### [WORK REQUIRED]
Please output every line of the material as it stands, without the pictures.

### [DATA LISTING]

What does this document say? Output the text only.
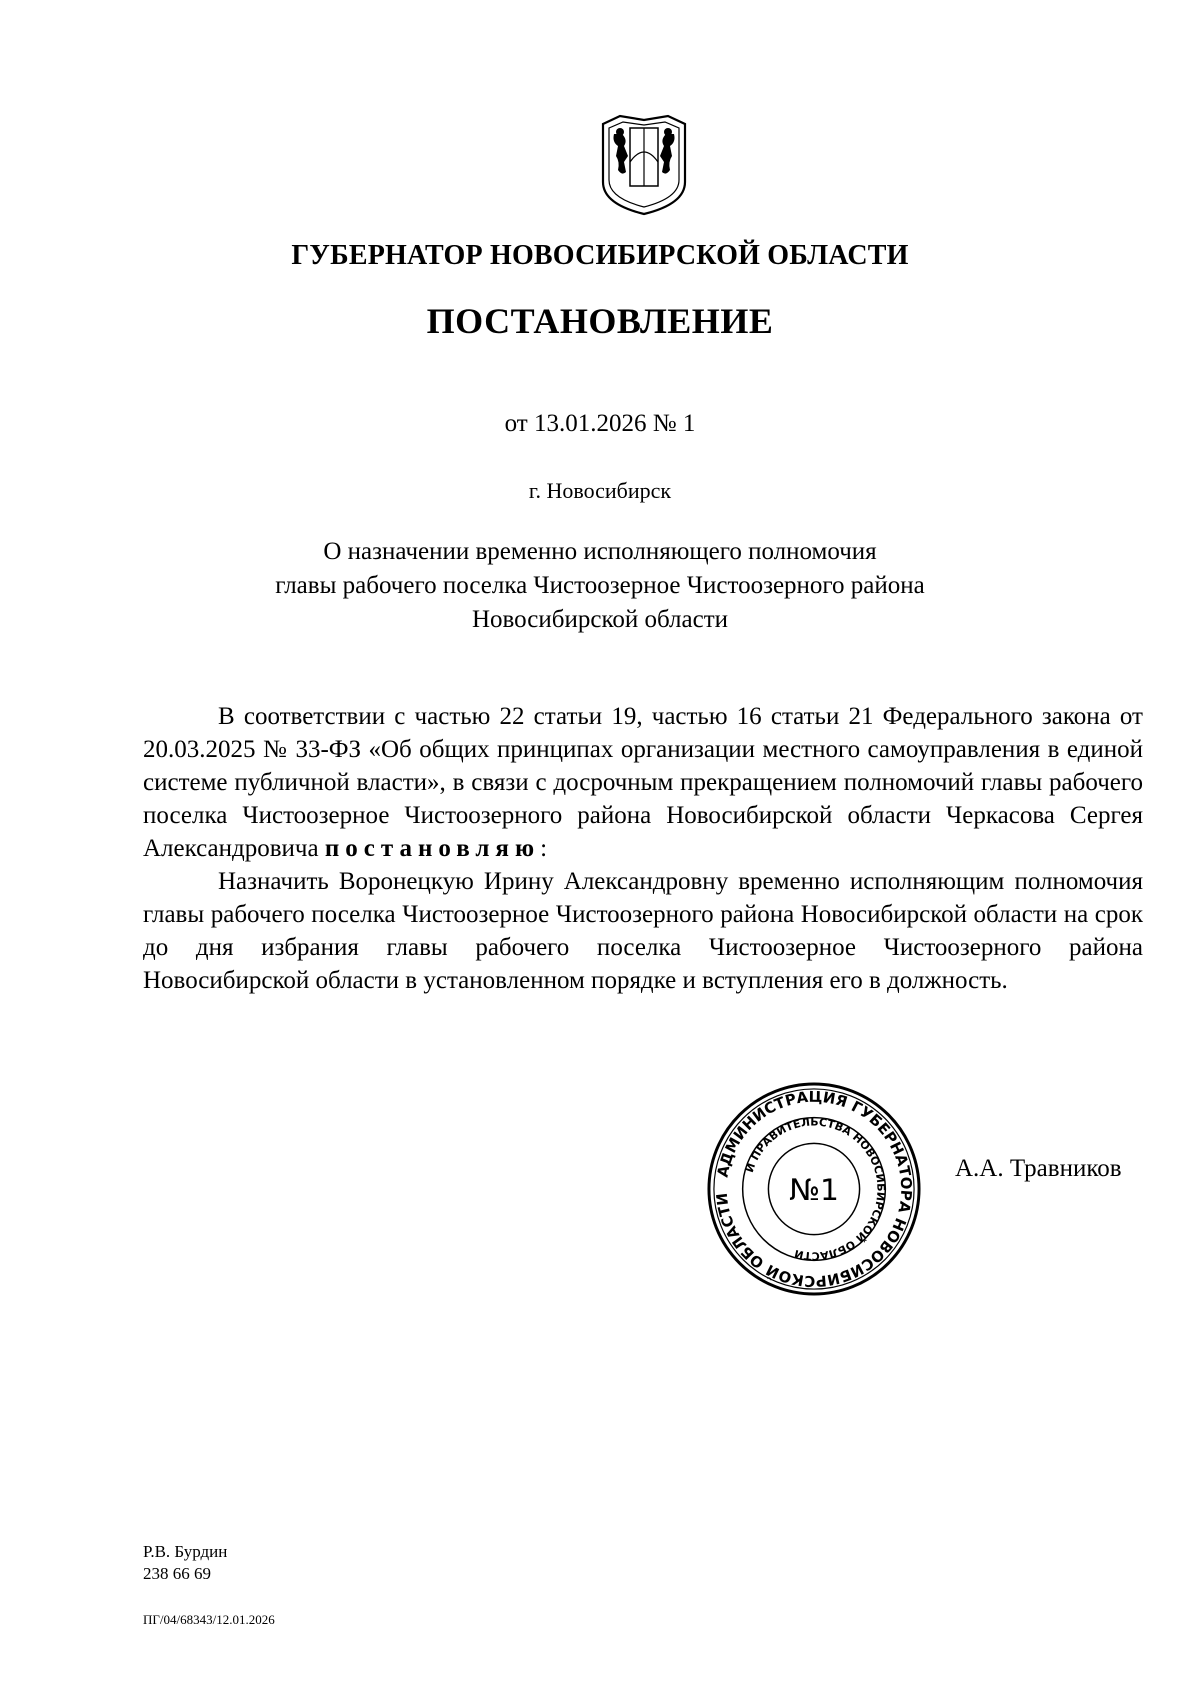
ГУБЕРНАТОР НОВОСИБИРСКОЙ ОБЛАСТИ
ПОСТАНОВЛЕНИЕ
от 13.01.2026 № 1
г. Новосибирск
О назначении временно исполняющего полномочия
главы рабочего поселка Чистоозерное Чистоозерного района
Новосибирской области

В соответствии с частью 22 статьи 19, частью 16 статьи 21 Федерального закона от 20.03.2025 № 33-ФЗ «Об общих принципах организации местного самоуправления в единой системе публичной власти», в связи с досрочным прекращением полномочий главы рабочего поселка Чистоозерное Чистоозерного района Новосибирской области Черкасова Сергея Александровича постановляю:

Назначить Воронецкую Ирину Александровну временно исполняющим полномочия главы рабочего поселка Чистоозерное Чистоозерного района Новосибирской области на срок до дня избрания главы рабочего поселка Чистоозерное Чистоозерного района Новосибирской области в установленном порядке и вступления его в должность.

АДМИНИСТРАЦИЯ ГУБЕРНАТОРА НОВОСИБИРСКОЙ ОБЛАСТИ
И ПРАВИТЕЛЬСТВА НОВОСИБИРСКОЙ ОБЛАСТИ
№1
А.А. Травников
Р.В. Бурдин
238 66 69
ПГ/04/68343/12.01.2026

### [CORRECT OUTPUT]
What does this document say? Output the text only.
ГУБЕРНАТОР НОВОСИБИРСКОЙ ОБЛАСТИ
ПОСТАНОВЛЕНИЕ
от 13.01.2026 № 1
г. Новосибирск
О назначении временно исполняющего полномочия
главы рабочего поселка Чистоозерное Чистоозерного района
Новосибирской области

В соответствии с частью 22 статьи 19, частью 16 статьи 21 Федерального закона от 20.03.2025 № 33-ФЗ «Об общих принципах организации местного самоуправления в единой системе публичной власти», в связи с досрочным прекращением полномочий главы рабочего поселка Чистоозерное Чистоозерного района Новосибирской области Черкасова Сергея Александровича постановляю:

Назначить Воронецкую Ирину Александровну временно исполняющим полномочия главы рабочего поселка Чистоозерное Чистоозерного района Новосибирской области на срок до дня избрания главы рабочего поселка Чистоозерное Чистоозерного района Новосибирской области в установленном порядке и вступления его в должность.

АДМИНИСТРАЦИЯ ГУБЕРНАТОРА НОВОСИБИРСКОЙ ОБЛАСТИ
И ПРАВИТЕЛЬСТВА НОВОСИБИРСКОЙ ОБЛАСТИ
№1
А.А. Травников
Р.В. Бурдин
238 66 69
ПГ/04/68343/12.01.2026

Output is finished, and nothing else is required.